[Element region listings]
begin

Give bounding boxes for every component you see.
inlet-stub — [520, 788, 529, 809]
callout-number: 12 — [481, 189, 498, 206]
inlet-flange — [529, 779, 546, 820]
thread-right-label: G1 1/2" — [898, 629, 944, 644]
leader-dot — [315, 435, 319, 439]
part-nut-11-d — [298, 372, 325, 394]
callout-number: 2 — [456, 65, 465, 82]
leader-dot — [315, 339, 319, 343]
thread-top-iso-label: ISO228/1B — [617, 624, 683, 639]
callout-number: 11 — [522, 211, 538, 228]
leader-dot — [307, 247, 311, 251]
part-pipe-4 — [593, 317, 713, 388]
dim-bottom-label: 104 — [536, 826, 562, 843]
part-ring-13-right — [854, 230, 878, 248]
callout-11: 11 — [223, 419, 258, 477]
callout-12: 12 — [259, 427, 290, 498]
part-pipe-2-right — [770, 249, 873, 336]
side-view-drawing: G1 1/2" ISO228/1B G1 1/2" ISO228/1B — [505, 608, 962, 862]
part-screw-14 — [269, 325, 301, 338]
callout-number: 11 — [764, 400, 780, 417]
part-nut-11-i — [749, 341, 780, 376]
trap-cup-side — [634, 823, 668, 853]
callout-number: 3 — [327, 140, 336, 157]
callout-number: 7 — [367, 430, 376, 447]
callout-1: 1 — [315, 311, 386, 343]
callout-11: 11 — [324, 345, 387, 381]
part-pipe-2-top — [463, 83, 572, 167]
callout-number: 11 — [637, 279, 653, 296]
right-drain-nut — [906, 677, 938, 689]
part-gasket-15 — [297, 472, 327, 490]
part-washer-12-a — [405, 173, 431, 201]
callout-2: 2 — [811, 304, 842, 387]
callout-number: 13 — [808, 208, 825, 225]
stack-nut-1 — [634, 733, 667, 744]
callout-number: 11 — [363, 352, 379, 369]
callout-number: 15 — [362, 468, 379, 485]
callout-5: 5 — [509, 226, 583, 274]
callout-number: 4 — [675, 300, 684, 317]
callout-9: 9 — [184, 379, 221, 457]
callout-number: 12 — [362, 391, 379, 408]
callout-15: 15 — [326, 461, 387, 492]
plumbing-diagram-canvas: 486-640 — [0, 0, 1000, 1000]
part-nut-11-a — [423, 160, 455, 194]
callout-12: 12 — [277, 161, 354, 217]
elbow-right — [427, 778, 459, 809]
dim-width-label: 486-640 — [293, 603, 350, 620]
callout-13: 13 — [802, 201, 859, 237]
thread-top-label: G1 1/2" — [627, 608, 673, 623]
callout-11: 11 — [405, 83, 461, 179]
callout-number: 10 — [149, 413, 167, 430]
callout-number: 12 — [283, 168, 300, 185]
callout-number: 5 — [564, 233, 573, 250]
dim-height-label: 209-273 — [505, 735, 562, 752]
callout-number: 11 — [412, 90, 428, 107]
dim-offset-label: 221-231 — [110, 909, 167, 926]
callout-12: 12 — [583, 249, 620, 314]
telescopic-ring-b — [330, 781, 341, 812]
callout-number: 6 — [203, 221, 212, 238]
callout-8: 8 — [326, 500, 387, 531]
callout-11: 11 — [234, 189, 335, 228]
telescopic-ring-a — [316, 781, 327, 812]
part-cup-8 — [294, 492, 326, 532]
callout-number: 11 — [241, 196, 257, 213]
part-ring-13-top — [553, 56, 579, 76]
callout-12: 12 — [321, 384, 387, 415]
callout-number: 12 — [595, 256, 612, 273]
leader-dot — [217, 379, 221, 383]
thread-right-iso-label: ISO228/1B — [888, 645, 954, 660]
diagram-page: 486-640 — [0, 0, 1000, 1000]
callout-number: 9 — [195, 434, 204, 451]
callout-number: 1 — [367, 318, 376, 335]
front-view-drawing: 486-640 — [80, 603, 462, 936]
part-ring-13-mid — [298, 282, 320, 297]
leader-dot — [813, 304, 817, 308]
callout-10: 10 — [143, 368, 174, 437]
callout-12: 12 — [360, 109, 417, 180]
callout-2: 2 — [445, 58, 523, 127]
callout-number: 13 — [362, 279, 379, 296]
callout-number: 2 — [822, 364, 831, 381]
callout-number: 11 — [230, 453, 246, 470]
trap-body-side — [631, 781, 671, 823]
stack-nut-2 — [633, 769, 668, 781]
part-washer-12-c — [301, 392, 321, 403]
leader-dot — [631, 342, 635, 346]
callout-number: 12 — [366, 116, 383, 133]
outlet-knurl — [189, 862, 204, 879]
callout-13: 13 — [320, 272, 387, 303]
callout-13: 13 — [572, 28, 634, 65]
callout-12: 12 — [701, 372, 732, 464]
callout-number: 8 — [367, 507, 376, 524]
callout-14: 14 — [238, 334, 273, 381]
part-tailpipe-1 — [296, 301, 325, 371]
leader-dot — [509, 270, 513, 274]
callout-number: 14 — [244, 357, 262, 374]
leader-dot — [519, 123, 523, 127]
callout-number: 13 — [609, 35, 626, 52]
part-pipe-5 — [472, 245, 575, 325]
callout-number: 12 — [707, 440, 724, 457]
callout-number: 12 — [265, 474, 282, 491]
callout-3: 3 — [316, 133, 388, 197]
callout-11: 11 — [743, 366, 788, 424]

end

→ **What to produce**: Please extract each row above that contains the string "washer" and treat uppercase and lowercase as different.

→ **Task solution**:
part-washer-12-a — [405, 173, 431, 201]
part-washer-12-c — [301, 392, 321, 403]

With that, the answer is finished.